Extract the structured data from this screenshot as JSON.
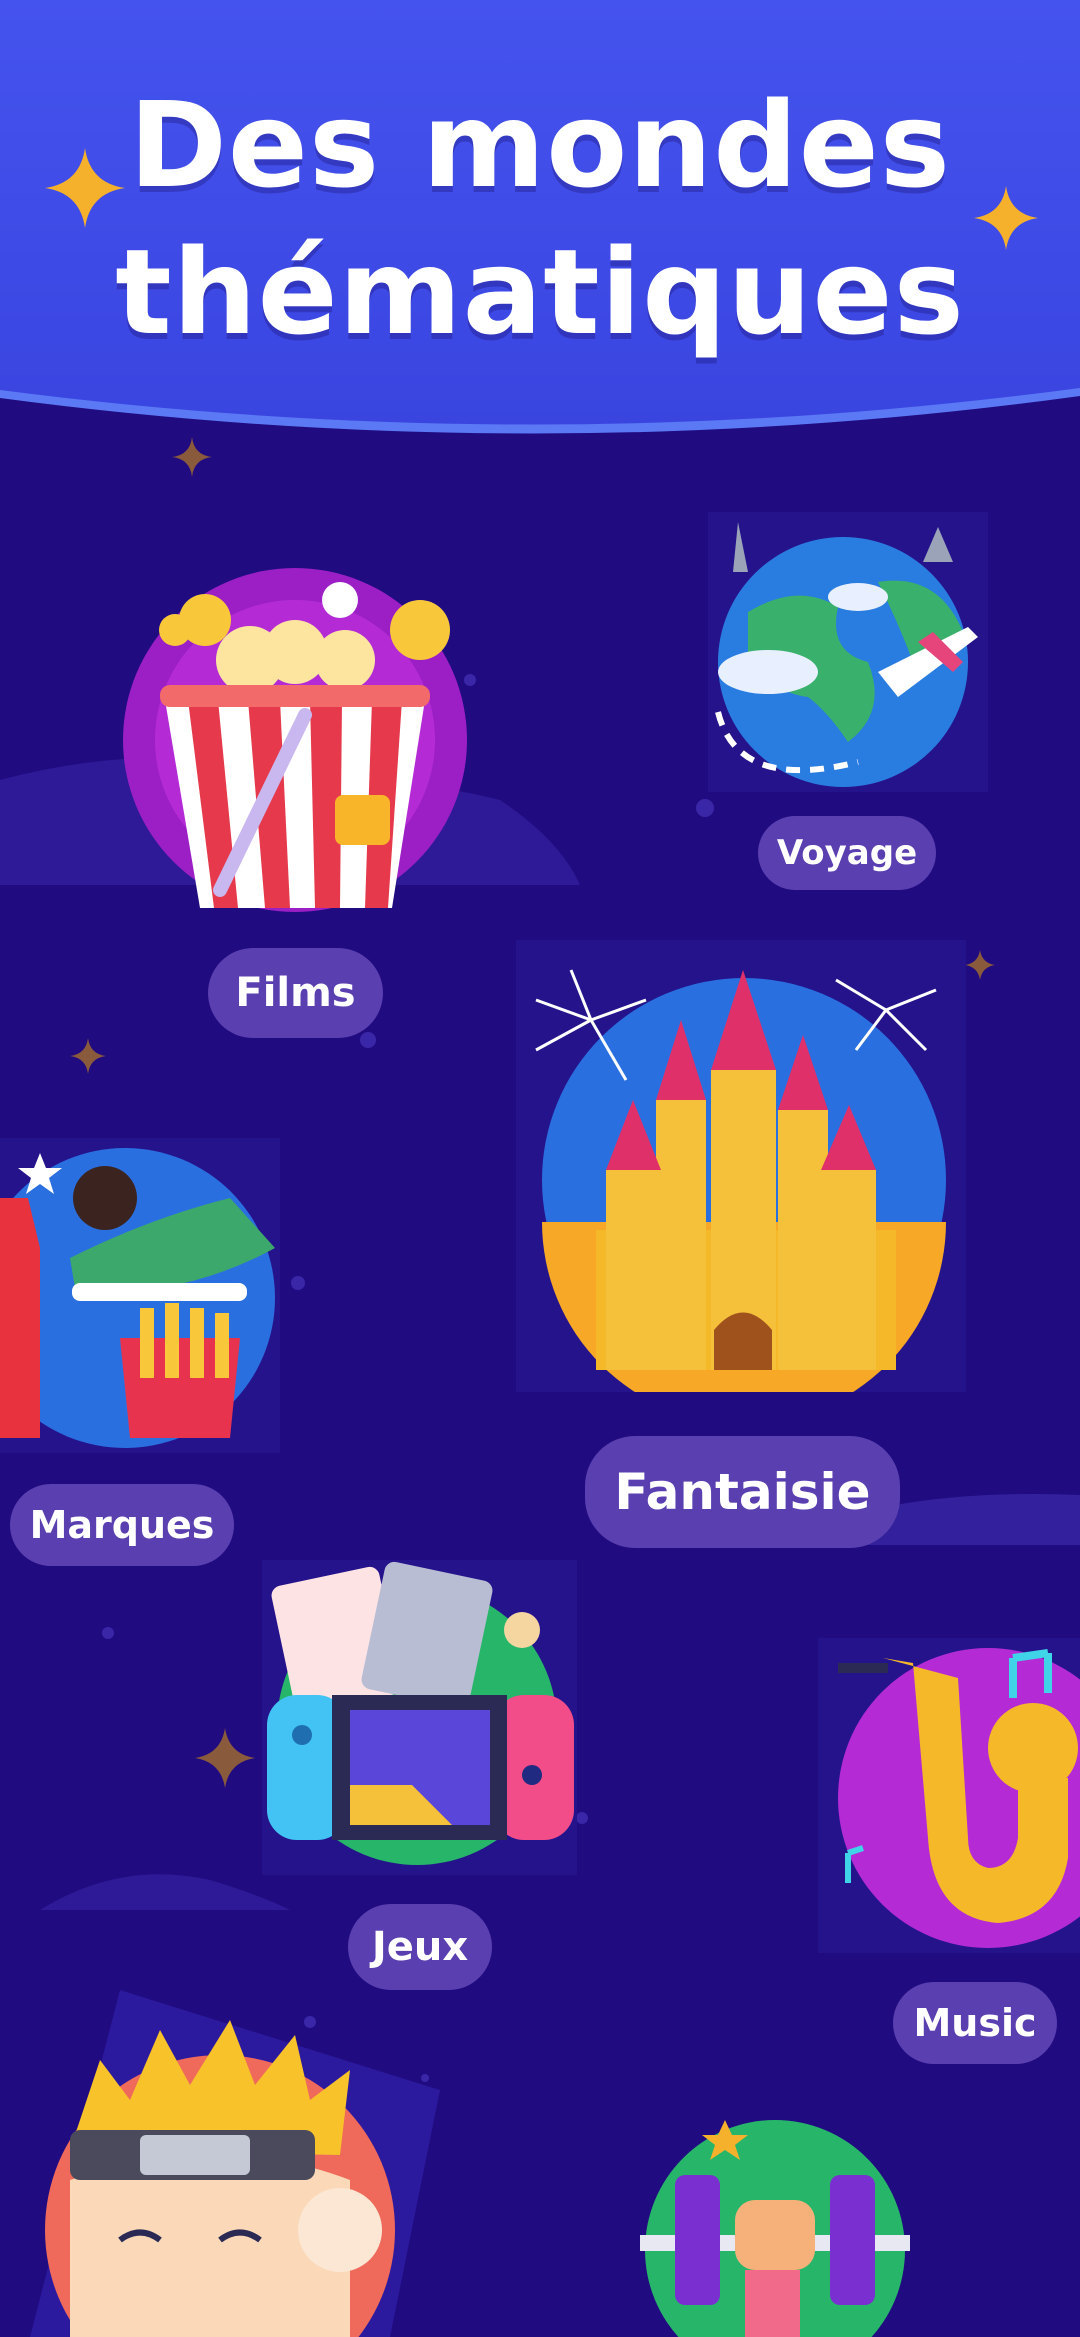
{
  "header": {
    "title_line1": "Des mondes",
    "title_line2": "thématiques"
  },
  "worlds": [
    {
      "label": "Films",
      "icon": "popcorn-icon"
    },
    {
      "label": "Voyage",
      "icon": "globe-airplane-icon"
    },
    {
      "label": "Fantaisie",
      "icon": "castle-icon"
    },
    {
      "label": "Marques",
      "icon": "brands-icon"
    },
    {
      "label": "Jeux",
      "icon": "game-console-icon"
    },
    {
      "label": "Music",
      "icon": "saxophone-icon"
    },
    {
      "label": "",
      "icon": "anime-character-icon"
    },
    {
      "label": "",
      "icon": "fitness-dumbbell-icon"
    }
  ],
  "colors": {
    "background": "#200b80",
    "header": "#3b4be8",
    "pill": "#5a3fb0",
    "star": "#f5b12b"
  }
}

◆ ◆ ◆ ◆ ◆

* **What the exercise asks**: Write out the records above exactly as they appear, leaving out any pictures.

* **Written answer**:
Extract the structured data from this screenshot as JSON.
{
  "header": {
    "title_line1": "Des mondes",
    "title_line2": "thématiques"
  },
  "worlds": [
    {
      "label": "Films",
      "icon": "popcorn-icon"
    },
    {
      "label": "Voyage",
      "icon": "globe-airplane-icon"
    },
    {
      "label": "Fantaisie",
      "icon": "castle-icon"
    },
    {
      "label": "Marques",
      "icon": "brands-icon"
    },
    {
      "label": "Jeux",
      "icon": "game-console-icon"
    },
    {
      "label": "Music",
      "icon": "saxophone-icon"
    },
    {
      "label": "",
      "icon": "anime-character-icon"
    },
    {
      "label": "",
      "icon": "fitness-dumbbell-icon"
    }
  ],
  "colors": {
    "background": "#200b80",
    "header": "#3b4be8",
    "pill": "#5a3fb0",
    "star": "#f5b12b"
  }
}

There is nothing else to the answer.